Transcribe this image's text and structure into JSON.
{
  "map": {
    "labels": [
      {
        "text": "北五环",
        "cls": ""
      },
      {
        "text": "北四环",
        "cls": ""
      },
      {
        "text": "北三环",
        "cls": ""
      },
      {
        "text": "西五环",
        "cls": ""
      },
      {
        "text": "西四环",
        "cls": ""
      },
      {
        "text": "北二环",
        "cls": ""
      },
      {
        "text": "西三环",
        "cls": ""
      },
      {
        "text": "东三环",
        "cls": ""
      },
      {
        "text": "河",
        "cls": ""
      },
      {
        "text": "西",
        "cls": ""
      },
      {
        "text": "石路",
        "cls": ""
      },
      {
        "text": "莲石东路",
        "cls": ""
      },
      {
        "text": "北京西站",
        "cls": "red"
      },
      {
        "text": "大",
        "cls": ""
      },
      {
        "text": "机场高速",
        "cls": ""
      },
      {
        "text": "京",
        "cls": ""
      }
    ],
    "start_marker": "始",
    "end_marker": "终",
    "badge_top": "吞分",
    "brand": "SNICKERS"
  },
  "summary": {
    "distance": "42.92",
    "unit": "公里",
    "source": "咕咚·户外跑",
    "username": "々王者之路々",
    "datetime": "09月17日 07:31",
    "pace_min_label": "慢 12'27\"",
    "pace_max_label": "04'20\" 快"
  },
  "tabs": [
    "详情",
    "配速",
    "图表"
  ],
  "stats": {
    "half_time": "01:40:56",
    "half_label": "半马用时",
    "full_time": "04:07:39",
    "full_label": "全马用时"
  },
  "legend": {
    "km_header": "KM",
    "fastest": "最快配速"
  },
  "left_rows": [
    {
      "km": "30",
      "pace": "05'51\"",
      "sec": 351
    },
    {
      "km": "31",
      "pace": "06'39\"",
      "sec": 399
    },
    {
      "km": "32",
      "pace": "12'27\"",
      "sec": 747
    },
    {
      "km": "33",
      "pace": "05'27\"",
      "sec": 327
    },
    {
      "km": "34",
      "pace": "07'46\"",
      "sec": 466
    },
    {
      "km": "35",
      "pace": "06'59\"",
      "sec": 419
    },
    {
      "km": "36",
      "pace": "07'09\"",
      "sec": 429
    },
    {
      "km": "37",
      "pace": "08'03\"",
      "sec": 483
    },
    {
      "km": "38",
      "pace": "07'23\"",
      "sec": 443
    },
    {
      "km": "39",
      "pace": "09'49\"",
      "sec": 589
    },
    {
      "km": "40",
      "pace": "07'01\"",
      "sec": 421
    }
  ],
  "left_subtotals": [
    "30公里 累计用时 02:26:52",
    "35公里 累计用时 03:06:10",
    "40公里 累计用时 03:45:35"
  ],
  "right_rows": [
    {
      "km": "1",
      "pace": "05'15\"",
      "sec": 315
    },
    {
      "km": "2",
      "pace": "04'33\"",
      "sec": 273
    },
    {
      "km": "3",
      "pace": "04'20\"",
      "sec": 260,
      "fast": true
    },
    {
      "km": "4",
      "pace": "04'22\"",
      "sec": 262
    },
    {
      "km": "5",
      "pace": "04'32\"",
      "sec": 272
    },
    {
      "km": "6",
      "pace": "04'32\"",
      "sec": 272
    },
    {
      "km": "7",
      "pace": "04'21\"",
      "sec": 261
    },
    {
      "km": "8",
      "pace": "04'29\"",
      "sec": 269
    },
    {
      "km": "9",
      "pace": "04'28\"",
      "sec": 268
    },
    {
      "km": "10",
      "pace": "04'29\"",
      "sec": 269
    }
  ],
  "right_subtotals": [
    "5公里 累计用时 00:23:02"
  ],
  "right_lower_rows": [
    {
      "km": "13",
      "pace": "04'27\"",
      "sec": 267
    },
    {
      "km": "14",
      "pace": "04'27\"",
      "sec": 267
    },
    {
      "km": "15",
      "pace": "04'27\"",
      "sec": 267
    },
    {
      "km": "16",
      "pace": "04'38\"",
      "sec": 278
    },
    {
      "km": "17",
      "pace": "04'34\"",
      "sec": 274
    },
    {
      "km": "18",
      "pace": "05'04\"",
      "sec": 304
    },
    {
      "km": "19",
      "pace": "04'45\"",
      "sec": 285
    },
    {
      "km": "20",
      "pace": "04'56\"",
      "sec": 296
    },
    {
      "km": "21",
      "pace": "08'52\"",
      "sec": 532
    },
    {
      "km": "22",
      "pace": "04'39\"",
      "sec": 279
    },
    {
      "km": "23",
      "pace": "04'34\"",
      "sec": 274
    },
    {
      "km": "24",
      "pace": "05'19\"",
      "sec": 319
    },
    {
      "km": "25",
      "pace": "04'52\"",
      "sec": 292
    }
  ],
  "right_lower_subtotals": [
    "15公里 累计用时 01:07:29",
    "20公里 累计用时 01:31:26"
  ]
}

----

— GIVEN PROBLEM —
Copy out each line exactly as written.

— SOLVED EXERCISE —
Transcribe this image's text and structure into JSON.
{
  "map": {
    "labels": [
      {
        "text": "北五环",
        "cls": ""
      },
      {
        "text": "北四环",
        "cls": ""
      },
      {
        "text": "北三环",
        "cls": ""
      },
      {
        "text": "西五环",
        "cls": ""
      },
      {
        "text": "西四环",
        "cls": ""
      },
      {
        "text": "北二环",
        "cls": ""
      },
      {
        "text": "西三环",
        "cls": ""
      },
      {
        "text": "东三环",
        "cls": ""
      },
      {
        "text": "河",
        "cls": ""
      },
      {
        "text": "西",
        "cls": ""
      },
      {
        "text": "石路",
        "cls": ""
      },
      {
        "text": "莲石东路",
        "cls": ""
      },
      {
        "text": "北京西站",
        "cls": "red"
      },
      {
        "text": "大",
        "cls": ""
      },
      {
        "text": "机场高速",
        "cls": ""
      },
      {
        "text": "京",
        "cls": ""
      }
    ],
    "start_marker": "始",
    "end_marker": "终",
    "badge_top": "吞分",
    "brand": "SNICKERS"
  },
  "summary": {
    "distance": "42.92",
    "unit": "公里",
    "source": "咕咚·户外跑",
    "username": "々王者之路々",
    "datetime": "09月17日 07:31",
    "pace_min_label": "慢 12'27\"",
    "pace_max_label": "04'20\" 快"
  },
  "tabs": [
    "详情",
    "配速",
    "图表"
  ],
  "stats": {
    "half_time": "01:40:56",
    "half_label": "半马用时",
    "full_time": "04:07:39",
    "full_label": "全马用时"
  },
  "legend": {
    "km_header": "KM",
    "fastest": "最快配速"
  },
  "left_rows": [
    {
      "km": "30",
      "pace": "05'51\"",
      "sec": 351
    },
    {
      "km": "31",
      "pace": "06'39\"",
      "sec": 399
    },
    {
      "km": "32",
      "pace": "12'27\"",
      "sec": 747
    },
    {
      "km": "33",
      "pace": "05'27\"",
      "sec": 327
    },
    {
      "km": "34",
      "pace": "07'46\"",
      "sec": 466
    },
    {
      "km": "35",
      "pace": "06'59\"",
      "sec": 419
    },
    {
      "km": "36",
      "pace": "07'09\"",
      "sec": 429
    },
    {
      "km": "37",
      "pace": "08'03\"",
      "sec": 483
    },
    {
      "km": "38",
      "pace": "07'23\"",
      "sec": 443
    },
    {
      "km": "39",
      "pace": "09'49\"",
      "sec": 589
    },
    {
      "km": "40",
      "pace": "07'01\"",
      "sec": 421
    }
  ],
  "left_subtotals": [
    "30公里 累计用时 02:26:52",
    "35公里 累计用时 03:06:10",
    "40公里 累计用时 03:45:35"
  ],
  "right_rows": [
    {
      "km": "1",
      "pace": "05'15\"",
      "sec": 315
    },
    {
      "km": "2",
      "pace": "04'33\"",
      "sec": 273
    },
    {
      "km": "3",
      "pace": "04'20\"",
      "sec": 260,
      "fast": true
    },
    {
      "km": "4",
      "pace": "04'22\"",
      "sec": 262
    },
    {
      "km": "5",
      "pace": "04'32\"",
      "sec": 272
    },
    {
      "km": "6",
      "pace": "04'32\"",
      "sec": 272
    },
    {
      "km": "7",
      "pace": "04'21\"",
      "sec": 261
    },
    {
      "km": "8",
      "pace": "04'29\"",
      "sec": 269
    },
    {
      "km": "9",
      "pace": "04'28\"",
      "sec": 268
    },
    {
      "km": "10",
      "pace": "04'29\"",
      "sec": 269
    }
  ],
  "right_subtotals": [
    "5公里 累计用时 00:23:02"
  ],
  "right_lower_rows": [
    {
      "km": "13",
      "pace": "04'27\"",
      "sec": 267
    },
    {
      "km": "14",
      "pace": "04'27\"",
      "sec": 267
    },
    {
      "km": "15",
      "pace": "04'27\"",
      "sec": 267
    },
    {
      "km": "16",
      "pace": "04'38\"",
      "sec": 278
    },
    {
      "km": "17",
      "pace": "04'34\"",
      "sec": 274
    },
    {
      "km": "18",
      "pace": "05'04\"",
      "sec": 304
    },
    {
      "km": "19",
      "pace": "04'45\"",
      "sec": 285
    },
    {
      "km": "20",
      "pace": "04'56\"",
      "sec": 296
    },
    {
      "km": "21",
      "pace": "08'52\"",
      "sec": 532
    },
    {
      "km": "22",
      "pace": "04'39\"",
      "sec": 279
    },
    {
      "km": "23",
      "pace": "04'34\"",
      "sec": 274
    },
    {
      "km": "24",
      "pace": "05'19\"",
      "sec": 319
    },
    {
      "km": "25",
      "pace": "04'52\"",
      "sec": 292
    }
  ],
  "right_lower_subtotals": [
    "15公里 累计用时 01:07:29",
    "20公里 累计用时 01:31:26"
  ]
}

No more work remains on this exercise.